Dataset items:

Begin

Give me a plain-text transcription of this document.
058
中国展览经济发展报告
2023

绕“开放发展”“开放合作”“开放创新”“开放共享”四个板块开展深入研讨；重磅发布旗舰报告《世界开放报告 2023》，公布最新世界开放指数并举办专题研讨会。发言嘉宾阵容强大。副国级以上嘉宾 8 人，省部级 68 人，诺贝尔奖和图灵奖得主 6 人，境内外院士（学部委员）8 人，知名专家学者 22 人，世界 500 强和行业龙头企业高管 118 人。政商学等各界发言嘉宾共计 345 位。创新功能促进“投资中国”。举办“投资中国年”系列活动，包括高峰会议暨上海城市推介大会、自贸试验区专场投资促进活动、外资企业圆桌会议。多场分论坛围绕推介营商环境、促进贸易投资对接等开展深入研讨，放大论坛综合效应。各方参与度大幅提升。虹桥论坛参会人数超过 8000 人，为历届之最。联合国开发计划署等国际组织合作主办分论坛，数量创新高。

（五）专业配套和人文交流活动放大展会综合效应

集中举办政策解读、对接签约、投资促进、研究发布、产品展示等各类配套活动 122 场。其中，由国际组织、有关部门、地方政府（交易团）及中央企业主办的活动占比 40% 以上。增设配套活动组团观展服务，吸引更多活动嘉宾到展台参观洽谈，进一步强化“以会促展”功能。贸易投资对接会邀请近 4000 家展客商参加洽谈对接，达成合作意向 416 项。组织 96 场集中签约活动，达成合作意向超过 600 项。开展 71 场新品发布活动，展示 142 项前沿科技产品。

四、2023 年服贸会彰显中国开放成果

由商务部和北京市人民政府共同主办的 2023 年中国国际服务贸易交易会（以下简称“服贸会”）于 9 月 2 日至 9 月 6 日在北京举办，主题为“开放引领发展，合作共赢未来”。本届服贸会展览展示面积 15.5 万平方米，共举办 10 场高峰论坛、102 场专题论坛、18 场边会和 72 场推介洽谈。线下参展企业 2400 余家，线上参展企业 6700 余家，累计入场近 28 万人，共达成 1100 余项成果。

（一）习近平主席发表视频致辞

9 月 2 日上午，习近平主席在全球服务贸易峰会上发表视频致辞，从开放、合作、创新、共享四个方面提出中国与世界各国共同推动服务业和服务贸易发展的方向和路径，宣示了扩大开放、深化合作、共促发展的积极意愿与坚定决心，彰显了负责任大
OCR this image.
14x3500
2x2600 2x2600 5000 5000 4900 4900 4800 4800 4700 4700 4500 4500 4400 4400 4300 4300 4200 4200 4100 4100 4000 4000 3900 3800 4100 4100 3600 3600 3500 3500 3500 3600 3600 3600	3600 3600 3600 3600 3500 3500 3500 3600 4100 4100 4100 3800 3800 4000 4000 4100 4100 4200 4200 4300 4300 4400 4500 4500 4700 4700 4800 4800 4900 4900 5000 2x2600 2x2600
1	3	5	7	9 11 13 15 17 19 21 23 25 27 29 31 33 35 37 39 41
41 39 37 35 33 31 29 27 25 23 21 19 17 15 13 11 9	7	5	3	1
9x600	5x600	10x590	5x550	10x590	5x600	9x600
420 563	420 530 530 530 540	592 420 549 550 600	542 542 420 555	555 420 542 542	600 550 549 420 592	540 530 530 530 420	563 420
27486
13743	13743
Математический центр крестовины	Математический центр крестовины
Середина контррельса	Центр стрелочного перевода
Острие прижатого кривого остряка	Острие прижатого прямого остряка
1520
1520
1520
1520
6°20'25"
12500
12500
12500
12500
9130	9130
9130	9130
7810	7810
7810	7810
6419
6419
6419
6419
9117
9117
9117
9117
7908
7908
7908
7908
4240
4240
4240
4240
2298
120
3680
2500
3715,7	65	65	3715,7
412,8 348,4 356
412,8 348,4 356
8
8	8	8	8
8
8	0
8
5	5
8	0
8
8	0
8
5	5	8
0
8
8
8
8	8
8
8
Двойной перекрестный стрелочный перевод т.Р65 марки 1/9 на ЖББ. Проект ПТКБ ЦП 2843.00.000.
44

End

* WHAT TO WORK ON
Each line above must be reproduced exactly as it stands.

* RESPONSE TO THIS TASK
Give me a plain-text transcription of this document.
058
中国展览经济发展报告
2023

绕“开放发展”“开放合作”“开放创新”“开放共享”四个板块开展深入研讨；重磅发布旗舰报告《世界开放报告 2023》，公布最新世界开放指数并举办专题研讨会。发言嘉宾阵容强大。副国级以上嘉宾 8 人，省部级 68 人，诺贝尔奖和图灵奖得主 6 人，境内外院士（学部委员）8 人，知名专家学者 22 人，世界 500 强和行业龙头企业高管 118 人。政商学等各界发言嘉宾共计 345 位。创新功能促进“投资中国”。举办“投资中国年”系列活动，包括高峰会议暨上海城市推介大会、自贸试验区专场投资促进活动、外资企业圆桌会议。多场分论坛围绕推介营商环境、促进贸易投资对接等开展深入研讨，放大论坛综合效应。各方参与度大幅提升。虹桥论坛参会人数超过 8000 人，为历届之最。联合国开发计划署等国际组织合作主办分论坛，数量创新高。

（五）专业配套和人文交流活动放大展会综合效应

集中举办政策解读、对接签约、投资促进、研究发布、产品展示等各类配套活动 122 场。其中，由国际组织、有关部门、地方政府（交易团）及中央企业主办的活动占比 40% 以上。增设配套活动组团观展服务，吸引更多活动嘉宾到展台参观洽谈，进一步强化“以会促展”功能。贸易投资对接会邀请近 4000 家展客商参加洽谈对接，达成合作意向 416 项。组织 96 场集中签约活动，达成合作意向超过 600 项。开展 71 场新品发布活动，展示 142 项前沿科技产品。

四、2023 年服贸会彰显中国开放成果

由商务部和北京市人民政府共同主办的 2023 年中国国际服务贸易交易会（以下简称“服贸会”）于 9 月 2 日至 9 月 6 日在北京举办，主题为“开放引领发展，合作共赢未来”。本届服贸会展览展示面积 15.5 万平方米，共举办 10 场高峰论坛、102 场专题论坛、18 场边会和 72 场推介洽谈。线下参展企业 2400 余家，线上参展企业 6700 余家，累计入场近 28 万人，共达成 1100 余项成果。

（一）习近平主席发表视频致辞

9 月 2 日上午，习近平主席在全球服务贸易峰会上发表视频致辞，从开放、合作、创新、共享四个方面提出中国与世界各国共同推动服务业和服务贸易发展的方向和路径，宣示了扩大开放、深化合作、共促发展的积极意愿与坚定决心，彰显了负责任大
OCR this image.
14x3500
2x2600 2x2600 5000 5000 4900 4900 4800 4800 4700 4700 4500 4500 4400 4400 4300 4300 4200 4200 4100 4100 4000 4000 3900 3800 4100 4100 3600 3600 3500 3500 3500 3600 3600 3600	3600 3600 3600 3600 3500 3500 3500 3600 4100 4100 4100 3800 3800 4000 4000 4100 4100 4200 4200 4300 4300 4400 4500 4500 4700 4700 4800 4800 4900 4900 5000 2x2600 2x2600
1	3	5	7	9 11 13 15 17 19 21 23 25 27 29 31 33 35 37 39 41
41 39 37 35 33 31 29 27 25 23 21 19 17 15 13 11 9	7	5	3	1
9x600	5x600	10x590	5x550	10x590	5x600	9x600
420 563	420 530 530 530 540	592 420 549 550 600	542 542 420 555	555 420 542 542	600 550 549 420 592	540 530 530 530 420	563 420
27486
13743	13743
Математический центр крестовины	Математический центр крестовины
Середина контррельса	Центр стрелочного перевода
Острие прижатого кривого остряка	Острие прижатого прямого остряка
1520
1520
1520
1520
6°20'25"
12500
12500
12500
12500
9130	9130
9130	9130
7810	7810
7810	7810
6419
6419
6419
6419
9117
9117
9117
9117
7908
7908
7908
7908
4240
4240
4240
4240
2298
120
3680
2500
3715,7	65	65	3715,7
412,8 348,4 356
412,8 348,4 356
8
8	8	8	8
8
8	0
8
5	5
8	0
8
8	0
8
5	5	8
0
8
8
8
8	8
8
8
Двойной перекрестный стрелочный перевод т.Р65 марки 1/9 на ЖББ. Проект ПТКБ ЦП 2843.00.000.
44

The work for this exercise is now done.